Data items
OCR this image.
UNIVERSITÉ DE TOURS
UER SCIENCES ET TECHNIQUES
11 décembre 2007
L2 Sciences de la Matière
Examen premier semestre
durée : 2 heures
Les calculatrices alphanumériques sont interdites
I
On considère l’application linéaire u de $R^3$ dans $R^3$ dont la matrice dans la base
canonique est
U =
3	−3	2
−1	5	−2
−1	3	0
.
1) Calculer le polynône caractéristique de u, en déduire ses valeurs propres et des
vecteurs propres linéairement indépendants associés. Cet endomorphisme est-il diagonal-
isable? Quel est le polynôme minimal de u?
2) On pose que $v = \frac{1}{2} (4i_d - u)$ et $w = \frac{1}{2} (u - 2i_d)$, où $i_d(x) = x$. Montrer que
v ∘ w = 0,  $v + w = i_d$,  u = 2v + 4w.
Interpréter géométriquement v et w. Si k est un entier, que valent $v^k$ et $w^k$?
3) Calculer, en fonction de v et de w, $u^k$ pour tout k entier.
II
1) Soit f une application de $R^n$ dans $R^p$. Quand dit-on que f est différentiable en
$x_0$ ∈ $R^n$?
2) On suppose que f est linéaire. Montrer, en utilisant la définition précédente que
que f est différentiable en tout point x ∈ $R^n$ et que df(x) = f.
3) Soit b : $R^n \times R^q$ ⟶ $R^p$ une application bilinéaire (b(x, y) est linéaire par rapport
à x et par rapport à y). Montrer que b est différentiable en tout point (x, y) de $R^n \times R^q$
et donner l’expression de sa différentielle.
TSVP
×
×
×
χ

* [EXERCISE GOAL]:
Retype the listing above in full, with no alterations.

* [THE RESULT]:
OCR this image.
UNIVERSITÉ DE TOURS
UER SCIENCES ET TECHNIQUES
11 décembre 2007
L2 Sciences de la Matière
Examen premier semestre
durée : 2 heures
Les calculatrices alphanumériques sont interdites
I
On considère l’application linéaire u de $R^3$ dans $R^3$ dont la matrice dans la base
canonique est
U =
3	−3	2
−1	5	−2
−1	3	0
.
1) Calculer le polynône caractéristique de u, en déduire ses valeurs propres et des
vecteurs propres linéairement indépendants associés. Cet endomorphisme est-il diagonal-
isable? Quel est le polynôme minimal de u?
2) On pose que $v = \frac{1}{2} (4i_d - u)$ et $w = \frac{1}{2} (u - 2i_d)$, où $i_d(x) = x$. Montrer que
v ∘ w = 0,  $v + w = i_d$,  u = 2v + 4w.
Interpréter géométriquement v et w. Si k est un entier, que valent $v^k$ et $w^k$?
3) Calculer, en fonction de v et de w, $u^k$ pour tout k entier.
II
1) Soit f une application de $R^n$ dans $R^p$. Quand dit-on que f est différentiable en
$x_0$ ∈ $R^n$?
2) On suppose que f est linéaire. Montrer, en utilisant la définition précédente que
que f est différentiable en tout point x ∈ $R^n$ et que df(x) = f.
3) Soit b : $R^n \times R^q$ ⟶ $R^p$ une application bilinéaire (b(x, y) est linéaire par rapport
à x et par rapport à y). Montrer que b est différentiable en tout point (x, y) de $R^n \times R^q$
et donner l’expression de sa différentielle.
TSVP
×
×
×
χ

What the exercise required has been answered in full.